EXERCISE DIRECTIONS: In the entries that follow, how many lines hold the string "MARINERS"? Give only that number.

Collected data:
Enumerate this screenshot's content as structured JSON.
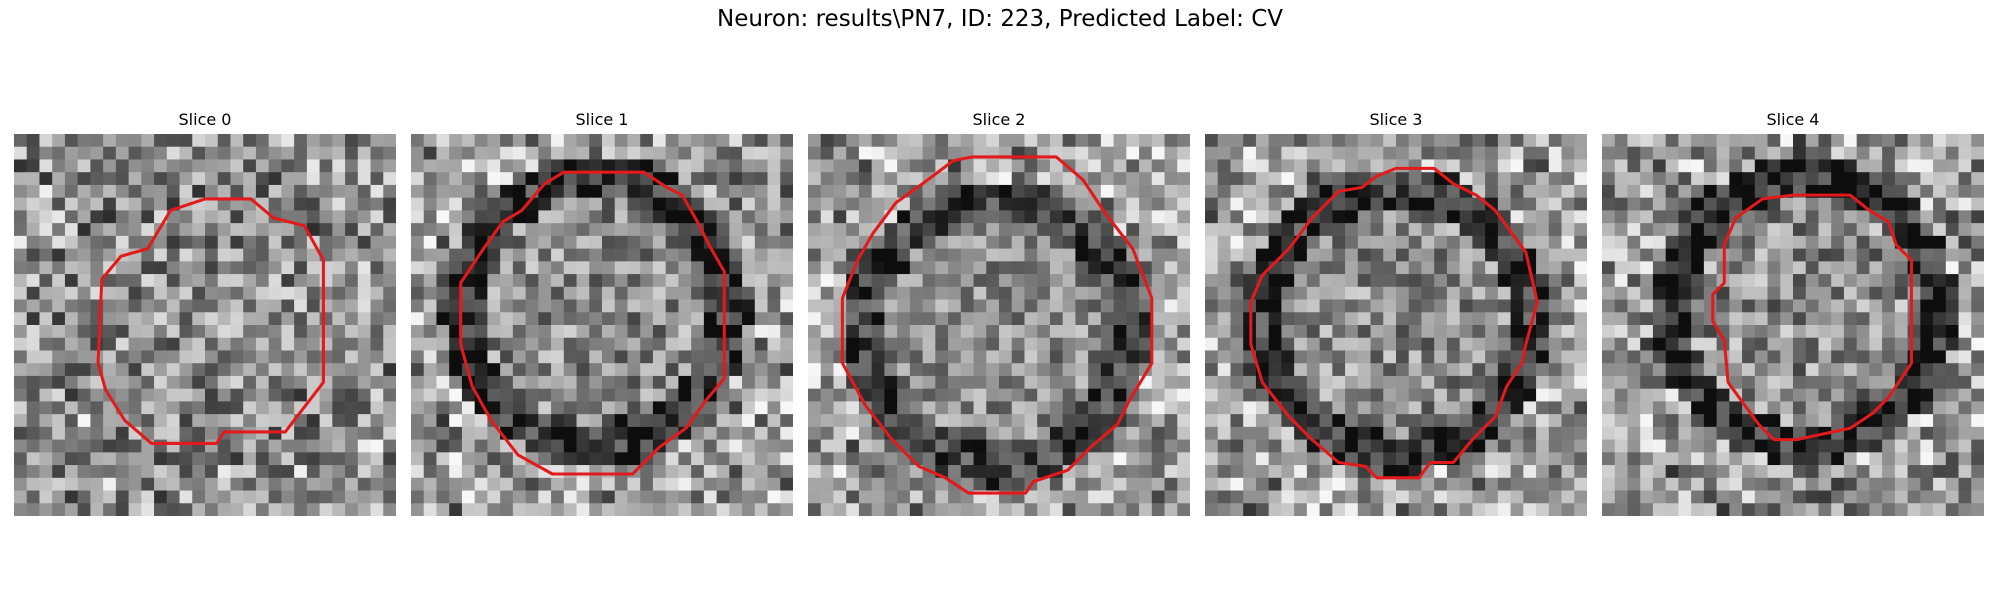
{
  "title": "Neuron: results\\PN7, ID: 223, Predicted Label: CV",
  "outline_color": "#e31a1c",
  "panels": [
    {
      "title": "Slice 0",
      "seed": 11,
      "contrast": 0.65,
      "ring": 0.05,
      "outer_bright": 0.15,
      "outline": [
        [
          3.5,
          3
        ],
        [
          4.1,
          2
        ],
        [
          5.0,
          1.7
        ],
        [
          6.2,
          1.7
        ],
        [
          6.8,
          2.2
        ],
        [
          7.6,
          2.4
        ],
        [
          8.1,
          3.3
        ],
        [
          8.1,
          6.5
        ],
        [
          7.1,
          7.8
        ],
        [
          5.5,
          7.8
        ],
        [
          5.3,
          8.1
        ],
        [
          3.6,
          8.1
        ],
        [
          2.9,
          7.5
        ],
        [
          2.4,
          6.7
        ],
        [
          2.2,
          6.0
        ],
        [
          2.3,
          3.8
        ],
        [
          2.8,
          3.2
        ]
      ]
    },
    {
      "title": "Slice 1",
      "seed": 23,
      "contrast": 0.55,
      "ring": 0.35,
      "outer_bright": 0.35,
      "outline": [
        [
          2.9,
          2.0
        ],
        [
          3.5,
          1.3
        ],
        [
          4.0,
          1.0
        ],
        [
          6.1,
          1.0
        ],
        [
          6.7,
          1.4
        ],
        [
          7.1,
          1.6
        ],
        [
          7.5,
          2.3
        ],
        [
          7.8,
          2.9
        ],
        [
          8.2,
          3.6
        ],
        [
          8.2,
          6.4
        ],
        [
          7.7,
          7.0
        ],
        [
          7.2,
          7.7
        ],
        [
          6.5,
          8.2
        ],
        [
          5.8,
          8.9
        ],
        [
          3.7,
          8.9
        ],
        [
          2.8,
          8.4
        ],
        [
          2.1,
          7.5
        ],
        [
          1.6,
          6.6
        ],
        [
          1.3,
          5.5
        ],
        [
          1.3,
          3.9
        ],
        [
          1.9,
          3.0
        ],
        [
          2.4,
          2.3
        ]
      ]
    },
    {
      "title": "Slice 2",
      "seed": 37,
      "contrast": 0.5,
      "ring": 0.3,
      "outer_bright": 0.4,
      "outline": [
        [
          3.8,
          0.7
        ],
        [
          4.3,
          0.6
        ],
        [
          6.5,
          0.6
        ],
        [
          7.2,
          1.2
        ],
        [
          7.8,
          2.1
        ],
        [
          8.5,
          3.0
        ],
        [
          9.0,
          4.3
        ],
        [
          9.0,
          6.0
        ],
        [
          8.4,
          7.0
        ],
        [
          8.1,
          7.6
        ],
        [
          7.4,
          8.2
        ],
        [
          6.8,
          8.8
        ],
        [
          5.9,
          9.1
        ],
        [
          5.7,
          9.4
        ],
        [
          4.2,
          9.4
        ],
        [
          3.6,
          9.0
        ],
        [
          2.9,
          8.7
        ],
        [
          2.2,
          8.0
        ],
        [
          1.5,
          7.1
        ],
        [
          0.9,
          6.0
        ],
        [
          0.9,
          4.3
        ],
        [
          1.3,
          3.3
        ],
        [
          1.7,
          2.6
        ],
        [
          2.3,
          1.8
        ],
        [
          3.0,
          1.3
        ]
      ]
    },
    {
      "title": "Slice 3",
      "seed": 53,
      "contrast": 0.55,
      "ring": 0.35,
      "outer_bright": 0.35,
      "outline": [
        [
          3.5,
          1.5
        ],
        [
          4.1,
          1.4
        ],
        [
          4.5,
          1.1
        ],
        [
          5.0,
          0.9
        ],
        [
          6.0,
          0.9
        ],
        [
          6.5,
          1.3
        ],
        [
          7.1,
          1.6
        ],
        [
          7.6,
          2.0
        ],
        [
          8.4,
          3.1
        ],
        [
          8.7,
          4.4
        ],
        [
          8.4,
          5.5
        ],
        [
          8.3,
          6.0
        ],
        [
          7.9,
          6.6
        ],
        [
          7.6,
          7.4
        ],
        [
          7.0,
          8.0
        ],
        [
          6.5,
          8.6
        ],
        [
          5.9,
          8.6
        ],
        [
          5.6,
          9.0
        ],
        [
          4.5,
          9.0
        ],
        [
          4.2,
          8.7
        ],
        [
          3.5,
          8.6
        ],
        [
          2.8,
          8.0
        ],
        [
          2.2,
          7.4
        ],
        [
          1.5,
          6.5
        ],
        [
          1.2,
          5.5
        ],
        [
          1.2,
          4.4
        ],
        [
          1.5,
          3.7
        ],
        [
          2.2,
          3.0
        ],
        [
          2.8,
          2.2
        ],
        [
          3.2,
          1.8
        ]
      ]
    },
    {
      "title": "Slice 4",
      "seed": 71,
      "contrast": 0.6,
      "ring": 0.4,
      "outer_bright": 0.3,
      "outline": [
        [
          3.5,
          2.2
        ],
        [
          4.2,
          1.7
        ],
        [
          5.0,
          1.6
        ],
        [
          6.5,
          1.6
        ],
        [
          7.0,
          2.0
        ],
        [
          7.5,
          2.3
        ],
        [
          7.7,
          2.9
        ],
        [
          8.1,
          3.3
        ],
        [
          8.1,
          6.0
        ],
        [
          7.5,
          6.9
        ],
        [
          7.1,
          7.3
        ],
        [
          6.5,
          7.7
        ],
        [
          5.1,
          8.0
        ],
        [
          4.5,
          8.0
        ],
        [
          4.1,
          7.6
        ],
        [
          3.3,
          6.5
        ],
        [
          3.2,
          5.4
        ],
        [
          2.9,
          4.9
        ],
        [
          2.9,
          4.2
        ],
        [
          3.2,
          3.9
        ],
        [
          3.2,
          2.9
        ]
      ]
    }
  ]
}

==

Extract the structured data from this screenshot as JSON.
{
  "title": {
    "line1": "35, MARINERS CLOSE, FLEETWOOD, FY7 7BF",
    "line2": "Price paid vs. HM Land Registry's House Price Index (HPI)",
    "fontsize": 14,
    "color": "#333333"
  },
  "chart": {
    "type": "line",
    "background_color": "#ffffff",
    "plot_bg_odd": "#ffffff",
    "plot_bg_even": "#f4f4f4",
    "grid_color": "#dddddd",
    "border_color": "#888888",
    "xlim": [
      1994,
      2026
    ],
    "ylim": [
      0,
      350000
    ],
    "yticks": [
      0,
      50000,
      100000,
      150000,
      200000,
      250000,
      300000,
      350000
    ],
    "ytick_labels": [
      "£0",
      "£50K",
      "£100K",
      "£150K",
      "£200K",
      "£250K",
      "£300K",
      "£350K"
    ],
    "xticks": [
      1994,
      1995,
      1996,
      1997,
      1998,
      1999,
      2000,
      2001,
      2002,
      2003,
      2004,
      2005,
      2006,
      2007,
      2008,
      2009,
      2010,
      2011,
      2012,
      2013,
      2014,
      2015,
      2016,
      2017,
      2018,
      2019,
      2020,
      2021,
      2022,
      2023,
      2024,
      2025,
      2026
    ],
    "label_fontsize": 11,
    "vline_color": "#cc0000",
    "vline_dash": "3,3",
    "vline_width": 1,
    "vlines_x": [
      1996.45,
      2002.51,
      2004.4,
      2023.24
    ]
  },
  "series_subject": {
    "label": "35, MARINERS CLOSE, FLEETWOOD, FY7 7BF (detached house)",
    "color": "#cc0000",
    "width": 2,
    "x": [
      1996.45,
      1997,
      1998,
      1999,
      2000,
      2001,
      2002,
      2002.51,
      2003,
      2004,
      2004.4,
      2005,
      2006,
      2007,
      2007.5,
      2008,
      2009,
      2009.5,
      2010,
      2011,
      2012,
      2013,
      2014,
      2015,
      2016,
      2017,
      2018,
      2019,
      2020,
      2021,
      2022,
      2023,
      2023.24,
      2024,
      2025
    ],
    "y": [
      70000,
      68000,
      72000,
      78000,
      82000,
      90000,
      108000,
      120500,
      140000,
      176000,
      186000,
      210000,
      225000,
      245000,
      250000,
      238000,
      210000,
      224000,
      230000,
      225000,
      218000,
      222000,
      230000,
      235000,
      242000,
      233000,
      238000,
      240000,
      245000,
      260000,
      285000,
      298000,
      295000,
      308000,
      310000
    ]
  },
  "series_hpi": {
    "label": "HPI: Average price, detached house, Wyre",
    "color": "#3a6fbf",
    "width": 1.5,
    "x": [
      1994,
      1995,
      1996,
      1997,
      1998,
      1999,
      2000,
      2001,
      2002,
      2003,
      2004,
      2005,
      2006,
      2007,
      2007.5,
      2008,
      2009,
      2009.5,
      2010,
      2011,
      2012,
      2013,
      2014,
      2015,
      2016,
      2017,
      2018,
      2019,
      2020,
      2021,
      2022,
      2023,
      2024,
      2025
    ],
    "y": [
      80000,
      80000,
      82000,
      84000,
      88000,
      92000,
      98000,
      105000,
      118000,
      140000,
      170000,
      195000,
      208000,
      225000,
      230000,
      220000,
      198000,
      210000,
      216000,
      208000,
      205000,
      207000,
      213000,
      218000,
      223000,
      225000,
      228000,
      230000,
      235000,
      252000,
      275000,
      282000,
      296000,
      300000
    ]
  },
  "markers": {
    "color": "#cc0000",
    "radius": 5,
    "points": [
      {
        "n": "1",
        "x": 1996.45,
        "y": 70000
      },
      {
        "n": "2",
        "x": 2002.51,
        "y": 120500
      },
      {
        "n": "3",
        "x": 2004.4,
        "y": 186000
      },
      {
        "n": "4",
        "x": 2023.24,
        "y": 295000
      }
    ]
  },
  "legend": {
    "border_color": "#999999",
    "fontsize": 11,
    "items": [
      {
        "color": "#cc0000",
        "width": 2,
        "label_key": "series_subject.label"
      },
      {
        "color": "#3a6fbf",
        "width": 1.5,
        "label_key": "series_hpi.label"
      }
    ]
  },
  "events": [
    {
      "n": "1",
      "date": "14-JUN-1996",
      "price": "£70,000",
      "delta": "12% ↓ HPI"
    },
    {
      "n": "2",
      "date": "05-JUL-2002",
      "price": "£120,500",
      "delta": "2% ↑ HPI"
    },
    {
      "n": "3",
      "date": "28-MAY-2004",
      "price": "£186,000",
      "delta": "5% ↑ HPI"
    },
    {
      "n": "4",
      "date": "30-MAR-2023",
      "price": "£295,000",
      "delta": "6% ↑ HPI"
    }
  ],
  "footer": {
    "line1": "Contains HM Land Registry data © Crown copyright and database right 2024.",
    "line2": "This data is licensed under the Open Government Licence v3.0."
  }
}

TASK SOLUTION: 2